Stored entries:
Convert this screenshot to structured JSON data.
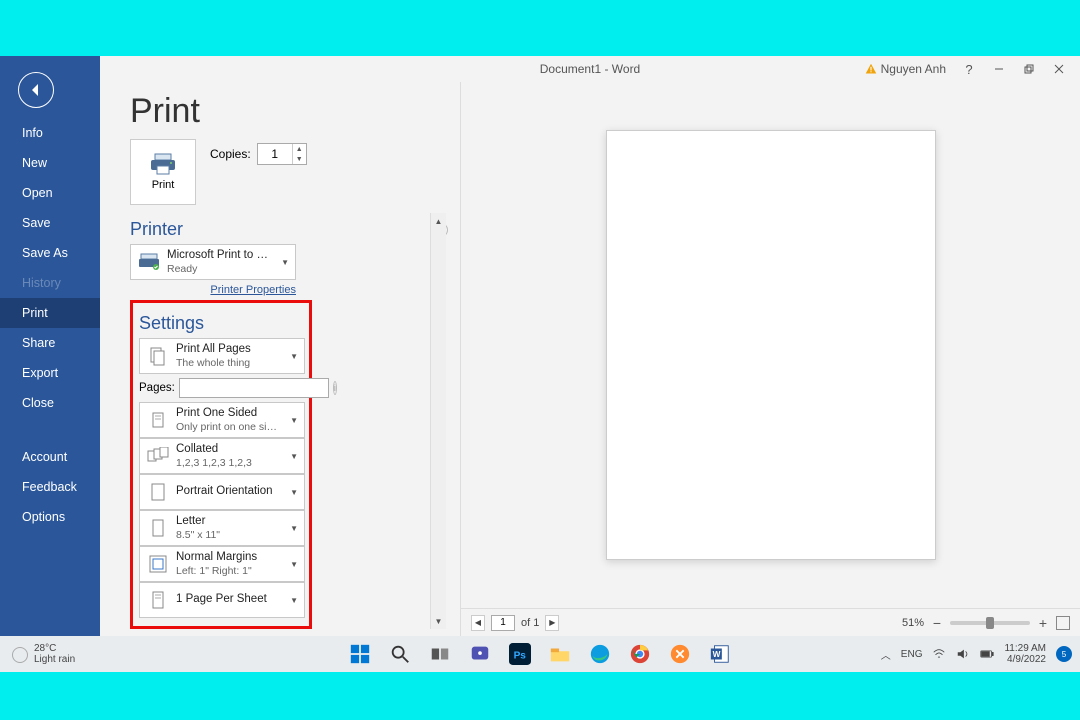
{
  "window": {
    "title": "Document1 - Word",
    "user": "Nguyen Anh"
  },
  "sidebar": {
    "items": [
      "Info",
      "New",
      "Open",
      "Save",
      "Save As",
      "History",
      "Print",
      "Share",
      "Export",
      "Close"
    ],
    "footer": [
      "Account",
      "Feedback",
      "Options"
    ],
    "active_index": 6,
    "disabled_index": 5
  },
  "print": {
    "heading": "Print",
    "button_label": "Print",
    "copies_label": "Copies:",
    "copies_value": "1",
    "printer_heading": "Printer",
    "printer_name": "Microsoft Print to PDF",
    "printer_status": "Ready",
    "printer_props": "Printer Properties",
    "settings_heading": "Settings",
    "pages_label": "Pages:",
    "pages_value": "",
    "options": {
      "scope": {
        "t": "Print All Pages",
        "s": "The whole thing"
      },
      "sides": {
        "t": "Print One Sided",
        "s": "Only print on one side of..."
      },
      "collate": {
        "t": "Collated",
        "s": "1,2,3   1,2,3   1,2,3"
      },
      "orient": {
        "t": "Portrait Orientation",
        "s": ""
      },
      "paper": {
        "t": "Letter",
        "s": "8.5\" x 11\""
      },
      "margins": {
        "t": "Normal Margins",
        "s": "Left: 1\"   Right: 1\""
      },
      "sheet": {
        "t": "1 Page Per Sheet",
        "s": ""
      }
    }
  },
  "preview": {
    "page_current": "1",
    "page_total": "of 1",
    "zoom": "51%   "
  },
  "taskbar": {
    "temp": "28°C",
    "cond": "Light rain",
    "lang": "ENG",
    "time": "11:29 AM",
    "date": "4/9/2022",
    "badge": "5"
  }
}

* _What you have to do_: Would you mind returning each entry above word for word, skipping the images?

* _Answer for this exercise_:
Convert this screenshot to structured JSON data.
{
  "window": {
    "title": "Document1 - Word",
    "user": "Nguyen Anh"
  },
  "sidebar": {
    "items": [
      "Info",
      "New",
      "Open",
      "Save",
      "Save As",
      "History",
      "Print",
      "Share",
      "Export",
      "Close"
    ],
    "footer": [
      "Account",
      "Feedback",
      "Options"
    ],
    "active_index": 6,
    "disabled_index": 5
  },
  "print": {
    "heading": "Print",
    "button_label": "Print",
    "copies_label": "Copies:",
    "copies_value": "1",
    "printer_heading": "Printer",
    "printer_name": "Microsoft Print to PDF",
    "printer_status": "Ready",
    "printer_props": "Printer Properties",
    "settings_heading": "Settings",
    "pages_label": "Pages:",
    "pages_value": "",
    "options": {
      "scope": {
        "t": "Print All Pages",
        "s": "The whole thing"
      },
      "sides": {
        "t": "Print One Sided",
        "s": "Only print on one side of..."
      },
      "collate": {
        "t": "Collated",
        "s": "1,2,3   1,2,3   1,2,3"
      },
      "orient": {
        "t": "Portrait Orientation",
        "s": ""
      },
      "paper": {
        "t": "Letter",
        "s": "8.5\" x 11\""
      },
      "margins": {
        "t": "Normal Margins",
        "s": "Left: 1\"   Right: 1\""
      },
      "sheet": {
        "t": "1 Page Per Sheet",
        "s": ""
      }
    }
  },
  "preview": {
    "page_current": "1",
    "page_total": "of 1",
    "zoom": "51%   "
  },
  "taskbar": {
    "temp": "28°C",
    "cond": "Light rain",
    "lang": "ENG",
    "time": "11:29 AM",
    "date": "4/9/2022",
    "badge": "5"
  }
}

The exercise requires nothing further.